#### [Texte du document]
#####

Vous semblez attiré par la bande dessinée depuis votre plus jeune âge !
Les premières BD que j’ai lues, étaient des récits d’aventure. C’est un genre qui m’a toujours attiré. Astérix, Alix, Tintin, Blake & Mortimer et bien évidemment Les Tuniques Bleues. À travers ces histoires, je me plaisais à voyager, à m’émerveiller et à m’instruire. Dessiner une BD est vite devenue une évidence. Celle de raconter des histoires. Une simple feuille blanche, des crayons et beaucoup d’imagination suffisaient à satisfaire mon besoin de création. Même si aujourd’hui, le matériel a bien évolué, s’est informatisé, voire numérisé…
Qu’est-ce qui vous fascine dans ce médium de la bande dessinée ?
Le travail sur une BD est un processus long. Chaque étape demande un savoir-faire spécifique. J’apprécie le tout-début de la création d’une BD : les recherches, m’enfouir dans la documentation, lire et apprendre... Avec Cézembre, j’ai retrouvé le goût de l’écriture et celui de faire vivre mes propres personnages. Et si je me sens à l’aise pour dessiner, je dois dire que faire de la mise en scène, du story-board m’éclate, même si l’écriture de dialogue me demande beaucoup de temps et de réflexion. On travaille dans le doute constant. Même lorsque l’on croit que l’on a trouvé la bonne solution.
C’est sur "simple" présentation d’un dossier que vous avez été mis en contact avec Olivier Vatine. Vous qui lisiez Aquablue étant plus jeune, quelle sensation avez-vous ressentie ? Comment se sont déroulés ces premiers contacts ?
C’est par téléphone que le premier contact a eu lieu. J’étais dans un autre monde. Après quelques instants de stupeur, j’ai réalisé que c’était réel. J’avais Olivier Vatine au bout du fil. Le plaisir ultime du fan d’Aquablue !! Il a commencé à me parler d’un projet de BD, c’était Golden City. Il souhaitait que je réalise des essais de dessin. Il me donna des descriptions des personnages et avant même de recevoir le synopsis je préparais déjà les premières recherches d’Harrison, de sœur Léa et des pilleurs d’épaves.
Quels ont été les conseils que Vatine vous a prodigués ?

#####

#### [Jeu de données]
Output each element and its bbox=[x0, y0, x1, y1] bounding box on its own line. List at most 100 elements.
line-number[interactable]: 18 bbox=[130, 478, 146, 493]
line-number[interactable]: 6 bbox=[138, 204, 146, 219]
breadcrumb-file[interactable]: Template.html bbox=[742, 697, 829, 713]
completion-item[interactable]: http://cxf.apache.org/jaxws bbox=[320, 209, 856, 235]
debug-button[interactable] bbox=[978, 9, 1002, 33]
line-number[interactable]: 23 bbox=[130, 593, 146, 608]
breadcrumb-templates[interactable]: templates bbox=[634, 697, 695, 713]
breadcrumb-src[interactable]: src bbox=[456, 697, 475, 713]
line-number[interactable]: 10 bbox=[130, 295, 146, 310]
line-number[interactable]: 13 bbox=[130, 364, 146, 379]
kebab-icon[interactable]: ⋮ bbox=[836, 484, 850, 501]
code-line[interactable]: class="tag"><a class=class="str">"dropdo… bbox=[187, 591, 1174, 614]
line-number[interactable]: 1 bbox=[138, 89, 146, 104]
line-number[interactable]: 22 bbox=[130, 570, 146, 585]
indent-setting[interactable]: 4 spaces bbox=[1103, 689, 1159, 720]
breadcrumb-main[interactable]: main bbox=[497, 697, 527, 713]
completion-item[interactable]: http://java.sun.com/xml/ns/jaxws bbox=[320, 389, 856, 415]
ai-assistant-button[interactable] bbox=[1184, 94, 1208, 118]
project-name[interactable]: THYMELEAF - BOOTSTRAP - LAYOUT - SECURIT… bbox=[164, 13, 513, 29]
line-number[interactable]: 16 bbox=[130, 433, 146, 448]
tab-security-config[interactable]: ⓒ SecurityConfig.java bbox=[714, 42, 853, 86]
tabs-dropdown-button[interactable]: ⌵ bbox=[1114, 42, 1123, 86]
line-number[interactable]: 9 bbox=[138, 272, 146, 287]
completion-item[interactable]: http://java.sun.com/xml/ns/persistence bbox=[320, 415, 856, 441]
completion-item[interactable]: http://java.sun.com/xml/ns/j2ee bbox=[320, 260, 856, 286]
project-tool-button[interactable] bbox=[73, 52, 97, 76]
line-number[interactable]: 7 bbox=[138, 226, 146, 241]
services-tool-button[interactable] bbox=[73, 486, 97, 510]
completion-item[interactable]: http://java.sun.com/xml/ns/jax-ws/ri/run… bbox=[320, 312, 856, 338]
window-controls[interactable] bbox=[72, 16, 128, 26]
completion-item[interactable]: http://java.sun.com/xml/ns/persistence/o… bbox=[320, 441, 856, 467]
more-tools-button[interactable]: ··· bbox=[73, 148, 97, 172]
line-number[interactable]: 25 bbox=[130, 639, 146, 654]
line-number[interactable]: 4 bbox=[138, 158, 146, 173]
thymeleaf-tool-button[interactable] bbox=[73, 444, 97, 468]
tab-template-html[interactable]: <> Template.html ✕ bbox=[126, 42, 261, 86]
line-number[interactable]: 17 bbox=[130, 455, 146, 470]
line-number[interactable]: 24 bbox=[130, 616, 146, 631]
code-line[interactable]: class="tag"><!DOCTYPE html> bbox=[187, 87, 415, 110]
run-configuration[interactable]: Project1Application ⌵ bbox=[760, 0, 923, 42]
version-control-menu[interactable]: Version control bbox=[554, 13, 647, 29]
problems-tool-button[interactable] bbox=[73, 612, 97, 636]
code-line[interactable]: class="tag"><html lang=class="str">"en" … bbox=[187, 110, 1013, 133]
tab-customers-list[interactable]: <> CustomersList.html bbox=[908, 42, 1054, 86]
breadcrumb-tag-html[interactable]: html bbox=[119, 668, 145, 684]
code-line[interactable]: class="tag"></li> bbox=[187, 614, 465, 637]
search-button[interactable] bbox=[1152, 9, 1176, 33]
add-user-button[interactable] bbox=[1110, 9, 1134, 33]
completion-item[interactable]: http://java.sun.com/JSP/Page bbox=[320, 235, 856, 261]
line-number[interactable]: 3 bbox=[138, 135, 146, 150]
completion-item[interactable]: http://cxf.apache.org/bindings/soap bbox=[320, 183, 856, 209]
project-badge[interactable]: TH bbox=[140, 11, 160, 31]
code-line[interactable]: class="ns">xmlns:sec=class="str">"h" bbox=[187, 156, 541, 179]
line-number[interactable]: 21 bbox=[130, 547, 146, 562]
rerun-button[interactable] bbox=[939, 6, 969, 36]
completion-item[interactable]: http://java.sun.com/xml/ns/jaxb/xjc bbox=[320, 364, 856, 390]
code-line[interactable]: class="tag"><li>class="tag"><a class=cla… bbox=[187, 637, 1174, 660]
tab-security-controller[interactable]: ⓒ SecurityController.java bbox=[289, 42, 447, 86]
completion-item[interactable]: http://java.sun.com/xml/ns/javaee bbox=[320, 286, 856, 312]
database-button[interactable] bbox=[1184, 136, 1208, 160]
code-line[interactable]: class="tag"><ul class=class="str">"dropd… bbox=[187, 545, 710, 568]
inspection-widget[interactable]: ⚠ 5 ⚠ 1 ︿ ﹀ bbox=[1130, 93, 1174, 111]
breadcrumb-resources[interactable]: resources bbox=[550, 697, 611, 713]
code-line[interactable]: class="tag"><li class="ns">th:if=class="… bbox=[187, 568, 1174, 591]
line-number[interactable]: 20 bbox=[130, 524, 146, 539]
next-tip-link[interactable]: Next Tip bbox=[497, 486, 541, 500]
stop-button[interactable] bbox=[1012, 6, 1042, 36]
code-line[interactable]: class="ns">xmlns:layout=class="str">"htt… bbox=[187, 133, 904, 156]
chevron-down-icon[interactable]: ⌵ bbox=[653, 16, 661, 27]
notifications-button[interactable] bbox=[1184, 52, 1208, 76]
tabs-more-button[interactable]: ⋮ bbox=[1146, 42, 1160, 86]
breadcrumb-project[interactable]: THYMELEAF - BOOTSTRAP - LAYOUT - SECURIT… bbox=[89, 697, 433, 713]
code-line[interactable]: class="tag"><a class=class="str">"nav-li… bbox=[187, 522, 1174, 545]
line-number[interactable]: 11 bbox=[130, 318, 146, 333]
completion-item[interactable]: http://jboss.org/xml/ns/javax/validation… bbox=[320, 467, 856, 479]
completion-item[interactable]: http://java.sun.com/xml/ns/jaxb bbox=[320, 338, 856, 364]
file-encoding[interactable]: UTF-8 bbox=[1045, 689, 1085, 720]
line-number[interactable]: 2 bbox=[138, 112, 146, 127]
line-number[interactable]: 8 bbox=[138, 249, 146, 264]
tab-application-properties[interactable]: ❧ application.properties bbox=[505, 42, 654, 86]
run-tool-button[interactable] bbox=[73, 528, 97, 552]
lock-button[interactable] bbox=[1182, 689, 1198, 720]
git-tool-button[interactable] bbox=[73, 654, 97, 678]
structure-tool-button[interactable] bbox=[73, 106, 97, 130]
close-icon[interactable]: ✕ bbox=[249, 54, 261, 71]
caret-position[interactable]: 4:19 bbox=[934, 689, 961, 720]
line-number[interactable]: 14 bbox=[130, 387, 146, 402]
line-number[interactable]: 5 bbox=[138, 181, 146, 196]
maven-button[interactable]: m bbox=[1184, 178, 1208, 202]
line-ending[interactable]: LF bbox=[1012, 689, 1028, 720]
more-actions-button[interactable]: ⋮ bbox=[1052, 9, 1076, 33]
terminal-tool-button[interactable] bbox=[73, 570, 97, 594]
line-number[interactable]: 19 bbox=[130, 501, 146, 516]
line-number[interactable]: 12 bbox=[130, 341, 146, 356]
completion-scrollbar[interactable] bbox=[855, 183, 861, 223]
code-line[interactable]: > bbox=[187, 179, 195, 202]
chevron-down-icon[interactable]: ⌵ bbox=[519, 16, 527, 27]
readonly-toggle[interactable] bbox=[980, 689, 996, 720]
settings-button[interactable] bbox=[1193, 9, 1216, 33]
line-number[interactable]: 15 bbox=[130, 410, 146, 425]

#####

#### [Consignes]
1: Dans l'entretien sur la bande dessinée, comment s'est fait le premier contact avec Olivier Vatine ?
2: Recopiez le passage de l'entretien sur la bande dessinée qui commence par « Les premières BD » et se poursuit jusqu'à « bande dessinée ? ».
3: Donnez la suite de l'entretien sur la bande dessinée, à partir de l'endroit où il s'arrête.

#### [Réponses]
1: Par téléphone.

2:
Les premières BD que j’ai lues, étaient des récits d’aventure. C’est un genre qui m’a toujours attiré. Astérix, Alix, Tintin, Blake & Mortimer et bien évidemment Les Tuniques Bleues. À travers ces histoires, je me plaisais à voyager, à m’émerveiller et à m’instruire. Dessiner une BD est vite devenue une évidence. Celle de raconter des histoires. Une simple feuille blanche, des crayons et beaucoup d’imagination suffisaient à satisfaire mon besoin de création. Même si aujourd’hui, le matériel a bien évolué, s’est informatisé, voire numérisé…
Qu’est-ce qui vous fascine dans ce médium de la bande dessinée ?

3:
N’étant qu’amateur et autodidacte, ses premiers conseils se sont portés sur mon dessin, il a tout de suite repéré mes défauts dans l’anatomie de mes personnages. Je n’avais pas encore de méthodes pour avoir « l’œil neuf ». Aujourd’hui lorsque je regarde mes vieux dessins, cela me saute aux yeux. Pour affiner et développer mon trait et mon imagination, il m’a intéressé à certains auteurs de BD et de design, comme Milton Caniff ou Syd Mead. Ses conseils se sont aussi portés sur la mise en scène de mes planches. La réalisation du premier tome de Golden City a été un album d’apprentissage sur mon métier de dessinateur. Je l’ai vécu comme une vraie formation professionnelle.Olivier Vatine en était le professeur.
Par la suite, vous avez lu le synopsis de Golden City. Quels sont les éléments marquants que vous y avez décelés ? Pourquoi ce scénario vous a-t-il plu ?
Après ce premier échange, le scénariste Daniel Pecqueur m’envoya le synopsis. J’étais séduit par les personnages et l’univers. Le dossier que j’avais remis aux éditions Delcourt développait une aventure d’anticipation sur fond d’univers aquatique. Je retrouvais mes inspirations du moment. Mais l’histoire de Golden City avait une part de violence qui me gênait. Je me souviens surtout d’une scène avec des cannibales, qui a été retirée par la suite...
Comment s’est passée la mise en place de la série ?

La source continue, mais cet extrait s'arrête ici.